## Stored rows
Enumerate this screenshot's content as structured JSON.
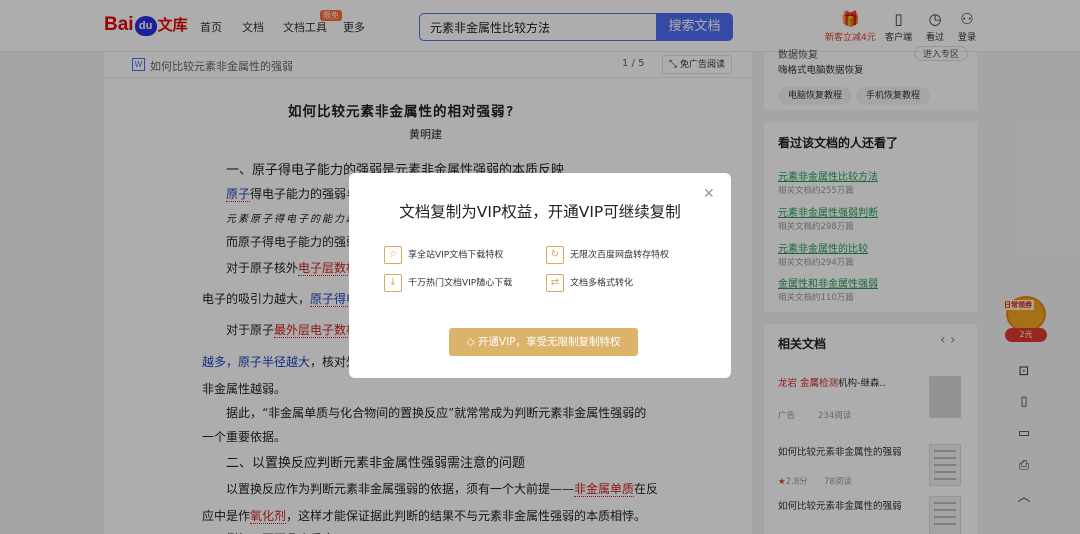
{
  "header": {
    "logo_left": "Bai",
    "logo_mid": "du",
    "logo_right": "文库",
    "nav": [
      "首页",
      "文档",
      "文档工具",
      "更多"
    ],
    "nav_badge": "限免",
    "search_value": "元素非金属性比较方法",
    "search_button": "搜索文档",
    "gift_label": "新客立减4元",
    "service_label": "客户端",
    "history_label": "看过",
    "login_label": "登录"
  },
  "doc": {
    "bar_title": "如何比较元素非金属性的强弱",
    "page_indicator": "1 / 5",
    "noad_label": "免广告阅读",
    "title": "如何比较元素非金属性的相对强弱?",
    "author": "黄明建",
    "h1": "一、原子得电子能力的强弱是元素非金属性强弱的本质反映",
    "l1a": "原子",
    "l1b": "得电子能力的强弱与",
    "l2": "元素原子得电子的能力越",
    "l3": "而原子得电子能力的强弱",
    "l4a": "对于原子核外",
    "l4b": "电子层数相",
    "l5a": "电子的吸引力越大，",
    "l5b": "原子得电",
    "l6a": "对于原子",
    "l6b": "最外层电子数相",
    "l7a": "越多，原子半径越大",
    "l7b": "，核对外",
    "l8": "非金属性越弱。",
    "l9": "据此，“非金属单质与化合物间的置换反应”就常常成为判断元素非金属性强弱的",
    "l10": "一个重要依据。",
    "h2": "二、以置换反应判断元素非金属性强弱需注意的问题",
    "l11a": "以置换反应作为判断元素非金属强弱的依据，须有一个大前提——",
    "l11b": "非金属单质",
    "l11c": "在反",
    "l12a": "应中是作",
    "l12b": "氧化剂",
    "l12c": "，这样才能保证据此判断的结果不与元素非金属性强弱的本质相悖。",
    "l13": "例如，下面几个反应"
  },
  "sidebar": {
    "top_partial": "数据恢复",
    "top_button": "进入专区",
    "top_line": "嗨格式电脑数据恢复",
    "tags": [
      "电脑恢复教程",
      "手机恢复教程"
    ],
    "viewed_head": "看过该文档的人还看了",
    "viewed": [
      {
        "title": "元素非金属性比较方法",
        "meta": "相关文档约255万篇"
      },
      {
        "title": "元素非金属性强弱判断",
        "meta": "相关文档约298万篇"
      },
      {
        "title": "元素非金属性的比较",
        "meta": "相关文档约294万篇"
      },
      {
        "title": "金属性和非金属性强弱",
        "meta": "相关文档约110万篇"
      }
    ],
    "related_head": "相关文档",
    "related_nav": "‹ ›",
    "rel1_title_a": "龙岩 金属检测",
    "rel1_title_b": "机构-继森..",
    "rel1_ad": "广告",
    "rel1_reads": "234阅读",
    "rel2_title": "如何比较元素非金属性的强弱",
    "rel2_rating": "2.8分",
    "rel2_reads": "78阅读",
    "rel3_title": "如何比较元素非金属性的强弱"
  },
  "coupon": {
    "label": "日常领券",
    "amount": "2元"
  },
  "modal": {
    "title": "文档复制为VIP权益，开通VIP可继续复制",
    "perks": [
      "享全站VIP文档下载特权",
      "无限次百度网盘转存特权",
      "千万热门文档VIP随心下载",
      "文档多格式转化"
    ],
    "button": "开通VIP，享受无限制复制特权"
  }
}
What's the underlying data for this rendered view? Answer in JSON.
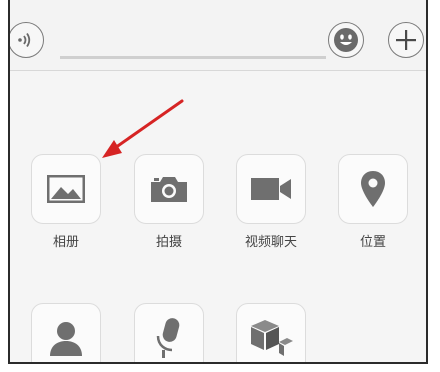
{
  "toolbar": {
    "voice_icon": "voice-icon",
    "emoji_icon": "emoji-icon",
    "plus_icon": "plus-icon",
    "message_input": ""
  },
  "actions": [
    {
      "label": "相册",
      "icon": "image-icon"
    },
    {
      "label": "拍摄",
      "icon": "camera-icon"
    },
    {
      "label": "视频聊天",
      "icon": "video-icon"
    },
    {
      "label": "位置",
      "icon": "location-icon"
    },
    {
      "label": "",
      "icon": "contact-card-icon"
    },
    {
      "label": "",
      "icon": "microphone-icon"
    },
    {
      "label": "",
      "icon": "cube-icon"
    }
  ],
  "annotation": {
    "color": "#d62424"
  },
  "colors": {
    "icon": "#6f6f6f",
    "background": "#f5f5f5"
  }
}
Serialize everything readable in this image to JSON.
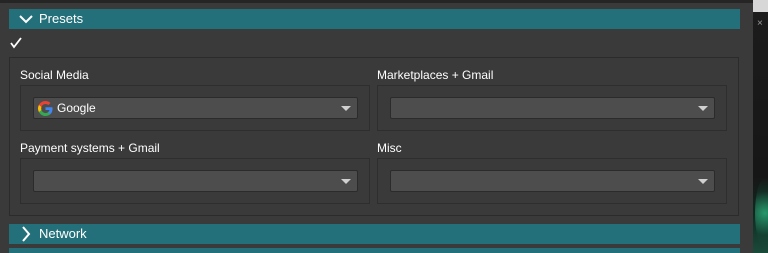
{
  "sections": {
    "presets": {
      "title": "Presets",
      "expanded": true
    },
    "network": {
      "title": "Network",
      "expanded": false
    }
  },
  "enabled_checkbox": {
    "checked": true
  },
  "groups": [
    {
      "label": "Social Media",
      "selected": "Google",
      "icon": "google-icon"
    },
    {
      "label": "Marketplaces + Gmail",
      "selected": ""
    },
    {
      "label": "Payment systems + Gmail",
      "selected": ""
    },
    {
      "label": "Misc",
      "selected": ""
    }
  ],
  "colors": {
    "section_header": "#24707a",
    "background": "#3a3a3a",
    "combo_bg": "#4d4d4d"
  }
}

## Instructions to follow
In your copy of the records, include no pictures; repeat everything else exactly.

## Problem solution
Enumerate this screenshot's content as structured JSON.
{
  "header": {
    "logo_left": "Bai",
    "logo_mid": "du",
    "logo_right": "文库",
    "nav": [
      "首页",
      "文档",
      "文档工具",
      "更多"
    ],
    "nav_badge": "限免",
    "search_value": "元素非金属性比较方法",
    "search_button": "搜索文档",
    "gift_label": "新客立减4元",
    "service_label": "客户端",
    "history_label": "看过",
    "login_label": "登录"
  },
  "doc": {
    "bar_title": "如何比较元素非金属性的强弱",
    "page_indicator": "1 / 5",
    "noad_label": "免广告阅读",
    "title": "如何比较元素非金属性的相对强弱?",
    "author": "黄明建",
    "h1": "一、原子得电子能力的强弱是元素非金属性强弱的本质反映",
    "l1a": "原子",
    "l1b": "得电子能力的强弱与",
    "l2": "元素原子得电子的能力越",
    "l3": "而原子得电子能力的强弱",
    "l4a": "对于原子核外",
    "l4b": "电子层数相",
    "l5a": "电子的吸引力越大，",
    "l5b": "原子得电",
    "l6a": "对于原子",
    "l6b": "最外层电子数相",
    "l7a": "越多，原子半径越大",
    "l7b": "，核对外",
    "l8": "非金属性越弱。",
    "l9": "据此，“非金属单质与化合物间的置换反应”就常常成为判断元素非金属性强弱的",
    "l10": "一个重要依据。",
    "h2": "二、以置换反应判断元素非金属性强弱需注意的问题",
    "l11a": "以置换反应作为判断元素非金属强弱的依据，须有一个大前提——",
    "l11b": "非金属单质",
    "l11c": "在反",
    "l12a": "应中是作",
    "l12b": "氧化剂",
    "l12c": "，这样才能保证据此判断的结果不与元素非金属性强弱的本质相悖。",
    "l13": "例如，下面几个反应"
  },
  "sidebar": {
    "top_partial": "数据恢复",
    "top_button": "进入专区",
    "top_line": "嗨格式电脑数据恢复",
    "tags": [
      "电脑恢复教程",
      "手机恢复教程"
    ],
    "viewed_head": "看过该文档的人还看了",
    "viewed": [
      {
        "title": "元素非金属性比较方法",
        "meta": "相关文档约255万篇"
      },
      {
        "title": "元素非金属性强弱判断",
        "meta": "相关文档约298万篇"
      },
      {
        "title": "元素非金属性的比较",
        "meta": "相关文档约294万篇"
      },
      {
        "title": "金属性和非金属性强弱",
        "meta": "相关文档约110万篇"
      }
    ],
    "related_head": "相关文档",
    "related_nav": "‹ ›",
    "rel1_title_a": "龙岩 金属检测",
    "rel1_title_b": "机构-继森..",
    "rel1_ad": "广告",
    "rel1_reads": "234阅读",
    "rel2_title": "如何比较元素非金属性的强弱",
    "rel2_rating": "2.8分",
    "rel2_reads": "78阅读",
    "rel3_title": "如何比较元素非金属性的强弱"
  },
  "coupon": {
    "label": "日常领券",
    "amount": "2元"
  },
  "modal": {
    "title": "文档复制为VIP权益，开通VIP可继续复制",
    "perks": [
      "享全站VIP文档下载特权",
      "无限次百度网盘转存特权",
      "千万热门文档VIP随心下载",
      "文档多格式转化"
    ],
    "button": "开通VIP，享受无限制复制特权"
  }
}
What's the underlying data for this rendered view? Answer in JSON.
{
  "toolbar": {
    "voice_icon": "voice-icon",
    "emoji_icon": "emoji-icon",
    "plus_icon": "plus-icon",
    "message_input": ""
  },
  "actions": [
    {
      "label": "相册",
      "icon": "image-icon"
    },
    {
      "label": "拍摄",
      "icon": "camera-icon"
    },
    {
      "label": "视频聊天",
      "icon": "video-icon"
    },
    {
      "label": "位置",
      "icon": "location-icon"
    },
    {
      "label": "",
      "icon": "contact-card-icon"
    },
    {
      "label": "",
      "icon": "microphone-icon"
    },
    {
      "label": "",
      "icon": "cube-icon"
    }
  ],
  "annotation": {
    "color": "#d62424"
  },
  "colors": {
    "icon": "#6f6f6f",
    "background": "#f5f5f5"
  }
}
Serialize everything readable in this image to JSON.
{
  "sections": {
    "presets": {
      "title": "Presets",
      "expanded": true
    },
    "network": {
      "title": "Network",
      "expanded": false
    }
  },
  "enabled_checkbox": {
    "checked": true
  },
  "groups": [
    {
      "label": "Social Media",
      "selected": "Google",
      "icon": "google-icon"
    },
    {
      "label": "Marketplaces + Gmail",
      "selected": ""
    },
    {
      "label": "Payment systems + Gmail",
      "selected": ""
    },
    {
      "label": "Misc",
      "selected": ""
    }
  ],
  "colors": {
    "section_header": "#24707a",
    "background": "#3a3a3a",
    "combo_bg": "#4d4d4d"
  }
}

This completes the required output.